__Exercise__:
Copy the data from its first line through the line containing "option-d <box>490 336 810 406</box>", changing "x-tick-label" to "horizontal-tick-label" wherever it appears and keeping all else the same.

[Element position data]
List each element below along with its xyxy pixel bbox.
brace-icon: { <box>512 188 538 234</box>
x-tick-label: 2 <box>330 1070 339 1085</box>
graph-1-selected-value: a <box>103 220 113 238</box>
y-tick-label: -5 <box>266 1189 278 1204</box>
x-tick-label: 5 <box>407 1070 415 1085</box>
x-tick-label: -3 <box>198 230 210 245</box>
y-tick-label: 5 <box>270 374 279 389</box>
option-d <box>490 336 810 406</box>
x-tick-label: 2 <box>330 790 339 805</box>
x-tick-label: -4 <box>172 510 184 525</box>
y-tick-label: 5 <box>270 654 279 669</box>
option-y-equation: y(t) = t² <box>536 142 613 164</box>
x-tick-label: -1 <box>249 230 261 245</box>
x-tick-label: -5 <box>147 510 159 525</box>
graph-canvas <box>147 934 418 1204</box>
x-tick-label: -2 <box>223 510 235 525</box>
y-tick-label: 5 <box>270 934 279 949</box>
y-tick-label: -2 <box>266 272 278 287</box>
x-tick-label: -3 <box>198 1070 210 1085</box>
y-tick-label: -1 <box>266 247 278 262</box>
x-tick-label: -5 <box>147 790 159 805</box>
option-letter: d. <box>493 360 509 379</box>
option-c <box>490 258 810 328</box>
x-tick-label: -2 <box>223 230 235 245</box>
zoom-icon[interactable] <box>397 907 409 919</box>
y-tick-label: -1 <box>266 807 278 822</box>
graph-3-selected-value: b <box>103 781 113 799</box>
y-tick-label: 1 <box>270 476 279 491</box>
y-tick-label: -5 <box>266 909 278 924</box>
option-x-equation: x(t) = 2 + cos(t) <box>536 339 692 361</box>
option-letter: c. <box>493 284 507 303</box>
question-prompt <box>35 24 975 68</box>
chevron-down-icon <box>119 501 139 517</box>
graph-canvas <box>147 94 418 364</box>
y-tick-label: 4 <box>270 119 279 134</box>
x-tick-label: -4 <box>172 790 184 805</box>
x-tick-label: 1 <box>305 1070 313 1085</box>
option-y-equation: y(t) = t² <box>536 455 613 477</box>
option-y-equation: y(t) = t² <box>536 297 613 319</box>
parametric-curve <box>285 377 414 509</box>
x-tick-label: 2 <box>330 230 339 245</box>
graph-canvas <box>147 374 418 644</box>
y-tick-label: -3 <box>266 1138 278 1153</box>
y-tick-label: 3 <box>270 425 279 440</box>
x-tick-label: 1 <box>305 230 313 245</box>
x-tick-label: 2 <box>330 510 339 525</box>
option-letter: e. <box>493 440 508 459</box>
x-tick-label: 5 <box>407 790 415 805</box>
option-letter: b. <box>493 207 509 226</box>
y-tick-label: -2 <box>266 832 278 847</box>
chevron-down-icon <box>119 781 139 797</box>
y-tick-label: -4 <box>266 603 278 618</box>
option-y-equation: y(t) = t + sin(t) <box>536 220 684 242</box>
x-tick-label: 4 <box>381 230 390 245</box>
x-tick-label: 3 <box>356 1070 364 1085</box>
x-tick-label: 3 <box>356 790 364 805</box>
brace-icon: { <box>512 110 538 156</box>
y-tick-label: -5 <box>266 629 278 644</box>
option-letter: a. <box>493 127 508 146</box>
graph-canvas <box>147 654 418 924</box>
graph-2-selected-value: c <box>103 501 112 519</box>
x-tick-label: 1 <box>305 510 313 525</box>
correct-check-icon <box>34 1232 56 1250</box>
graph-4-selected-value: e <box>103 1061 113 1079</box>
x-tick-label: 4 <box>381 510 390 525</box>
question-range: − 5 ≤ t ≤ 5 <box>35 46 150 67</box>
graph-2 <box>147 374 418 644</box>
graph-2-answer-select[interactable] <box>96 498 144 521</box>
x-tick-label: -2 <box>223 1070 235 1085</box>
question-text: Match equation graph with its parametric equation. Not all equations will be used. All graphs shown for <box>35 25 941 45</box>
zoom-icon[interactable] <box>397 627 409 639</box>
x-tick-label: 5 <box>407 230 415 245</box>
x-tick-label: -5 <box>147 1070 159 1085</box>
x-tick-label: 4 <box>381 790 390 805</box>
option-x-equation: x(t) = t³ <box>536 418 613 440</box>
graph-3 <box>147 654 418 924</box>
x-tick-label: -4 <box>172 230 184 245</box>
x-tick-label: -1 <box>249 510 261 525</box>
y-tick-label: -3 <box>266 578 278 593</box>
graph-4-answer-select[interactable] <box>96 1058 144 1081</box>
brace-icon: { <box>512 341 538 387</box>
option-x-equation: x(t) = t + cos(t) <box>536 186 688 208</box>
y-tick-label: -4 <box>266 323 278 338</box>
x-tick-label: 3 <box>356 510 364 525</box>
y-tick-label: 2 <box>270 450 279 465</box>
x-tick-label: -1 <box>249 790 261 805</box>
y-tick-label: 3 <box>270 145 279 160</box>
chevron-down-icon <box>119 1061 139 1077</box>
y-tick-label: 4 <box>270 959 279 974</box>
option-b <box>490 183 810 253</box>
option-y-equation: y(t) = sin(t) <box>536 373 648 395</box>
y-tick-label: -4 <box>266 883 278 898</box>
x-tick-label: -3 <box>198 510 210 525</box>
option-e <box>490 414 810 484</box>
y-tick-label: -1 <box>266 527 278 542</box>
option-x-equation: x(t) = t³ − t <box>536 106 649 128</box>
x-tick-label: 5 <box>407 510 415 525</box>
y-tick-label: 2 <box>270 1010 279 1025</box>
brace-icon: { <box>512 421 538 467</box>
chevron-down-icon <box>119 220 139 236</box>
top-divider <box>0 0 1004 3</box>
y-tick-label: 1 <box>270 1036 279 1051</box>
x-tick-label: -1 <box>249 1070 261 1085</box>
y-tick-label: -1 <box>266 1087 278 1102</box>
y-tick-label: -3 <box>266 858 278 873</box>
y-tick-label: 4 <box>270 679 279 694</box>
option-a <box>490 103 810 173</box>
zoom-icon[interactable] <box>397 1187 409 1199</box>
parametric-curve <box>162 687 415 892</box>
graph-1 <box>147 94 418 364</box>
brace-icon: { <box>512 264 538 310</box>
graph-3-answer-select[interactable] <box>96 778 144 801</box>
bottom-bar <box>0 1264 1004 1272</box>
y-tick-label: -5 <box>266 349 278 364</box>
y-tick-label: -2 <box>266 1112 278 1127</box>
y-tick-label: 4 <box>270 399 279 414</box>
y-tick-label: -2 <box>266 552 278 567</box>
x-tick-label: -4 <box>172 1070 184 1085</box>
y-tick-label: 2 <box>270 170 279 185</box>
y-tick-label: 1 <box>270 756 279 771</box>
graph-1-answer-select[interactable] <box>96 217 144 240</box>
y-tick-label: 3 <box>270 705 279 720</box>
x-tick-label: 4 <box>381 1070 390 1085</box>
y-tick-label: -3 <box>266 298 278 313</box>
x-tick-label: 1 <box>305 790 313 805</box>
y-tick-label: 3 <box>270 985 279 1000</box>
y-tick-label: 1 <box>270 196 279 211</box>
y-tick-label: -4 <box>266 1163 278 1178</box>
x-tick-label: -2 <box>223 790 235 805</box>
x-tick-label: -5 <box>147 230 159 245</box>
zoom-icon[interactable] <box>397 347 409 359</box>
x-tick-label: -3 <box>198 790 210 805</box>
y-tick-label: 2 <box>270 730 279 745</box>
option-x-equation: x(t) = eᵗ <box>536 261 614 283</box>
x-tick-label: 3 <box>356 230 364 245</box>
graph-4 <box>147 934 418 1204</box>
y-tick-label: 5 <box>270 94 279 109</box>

__Solution to this problem__:
List each element below along with its xyxy pixel bbox.
brace-icon: { <box>512 188 538 234</box>
horizontal-tick-label: 2 <box>330 1070 339 1085</box>
graph-1-selected-value: a <box>103 220 113 238</box>
y-tick-label: -5 <box>266 1189 278 1204</box>
horizontal-tick-label: 5 <box>407 1070 415 1085</box>
horizontal-tick-label: -3 <box>198 230 210 245</box>
y-tick-label: 5 <box>270 374 279 389</box>
option-d <box>490 336 810 406</box>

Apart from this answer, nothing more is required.